### EXTRACTED MATERIAL

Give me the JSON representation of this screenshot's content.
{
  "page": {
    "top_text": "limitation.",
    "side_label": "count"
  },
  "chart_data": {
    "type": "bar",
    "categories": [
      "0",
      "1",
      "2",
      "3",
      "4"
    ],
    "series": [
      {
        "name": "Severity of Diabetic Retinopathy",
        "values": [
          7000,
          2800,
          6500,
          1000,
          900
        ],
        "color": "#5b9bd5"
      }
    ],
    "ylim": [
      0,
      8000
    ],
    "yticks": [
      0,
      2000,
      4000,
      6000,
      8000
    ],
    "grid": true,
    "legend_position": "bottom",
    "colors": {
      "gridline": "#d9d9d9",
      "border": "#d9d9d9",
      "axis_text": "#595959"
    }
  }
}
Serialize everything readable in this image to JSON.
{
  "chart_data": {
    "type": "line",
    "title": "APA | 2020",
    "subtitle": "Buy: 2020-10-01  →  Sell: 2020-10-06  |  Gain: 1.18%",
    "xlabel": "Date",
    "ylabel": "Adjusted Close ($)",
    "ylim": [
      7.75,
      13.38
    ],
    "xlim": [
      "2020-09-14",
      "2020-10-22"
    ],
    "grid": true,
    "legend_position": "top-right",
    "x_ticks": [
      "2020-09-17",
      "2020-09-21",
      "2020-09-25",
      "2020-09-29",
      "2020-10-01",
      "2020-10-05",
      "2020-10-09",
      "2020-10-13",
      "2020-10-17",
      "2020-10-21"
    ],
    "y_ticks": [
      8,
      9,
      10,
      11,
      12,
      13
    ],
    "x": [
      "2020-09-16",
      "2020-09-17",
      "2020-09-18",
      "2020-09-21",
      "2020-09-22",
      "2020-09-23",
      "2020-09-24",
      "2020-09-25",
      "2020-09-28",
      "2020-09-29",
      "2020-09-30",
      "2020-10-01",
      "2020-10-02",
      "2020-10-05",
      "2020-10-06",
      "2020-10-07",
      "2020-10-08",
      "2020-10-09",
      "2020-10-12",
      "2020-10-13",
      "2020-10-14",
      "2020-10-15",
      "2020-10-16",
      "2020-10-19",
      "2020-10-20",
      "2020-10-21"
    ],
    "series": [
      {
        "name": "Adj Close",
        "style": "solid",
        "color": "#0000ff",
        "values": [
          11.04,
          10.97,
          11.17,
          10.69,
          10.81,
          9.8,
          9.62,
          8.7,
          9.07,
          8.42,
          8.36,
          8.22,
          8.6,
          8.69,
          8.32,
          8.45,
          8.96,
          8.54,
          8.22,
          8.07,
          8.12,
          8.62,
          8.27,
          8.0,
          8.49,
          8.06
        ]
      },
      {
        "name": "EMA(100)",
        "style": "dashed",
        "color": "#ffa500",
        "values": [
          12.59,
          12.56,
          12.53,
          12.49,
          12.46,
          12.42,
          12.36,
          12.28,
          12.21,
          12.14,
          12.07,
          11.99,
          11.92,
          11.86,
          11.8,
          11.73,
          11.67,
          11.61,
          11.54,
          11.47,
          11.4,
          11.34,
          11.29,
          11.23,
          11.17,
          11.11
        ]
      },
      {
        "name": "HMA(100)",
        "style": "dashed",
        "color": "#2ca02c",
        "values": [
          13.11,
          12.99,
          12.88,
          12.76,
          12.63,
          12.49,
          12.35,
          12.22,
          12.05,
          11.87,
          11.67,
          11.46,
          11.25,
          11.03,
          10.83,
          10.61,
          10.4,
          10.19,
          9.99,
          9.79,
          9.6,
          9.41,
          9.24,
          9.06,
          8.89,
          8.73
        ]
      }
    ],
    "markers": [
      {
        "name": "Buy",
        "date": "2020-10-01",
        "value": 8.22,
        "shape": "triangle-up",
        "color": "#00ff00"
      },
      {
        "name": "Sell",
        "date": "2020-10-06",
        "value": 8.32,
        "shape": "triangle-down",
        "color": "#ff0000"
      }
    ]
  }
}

######

[WHAT YOU NEED TO DO] Count each line above in which the string "shape" appears, then state only the total.

[SOLUTION TO THIS EXERCISE] 2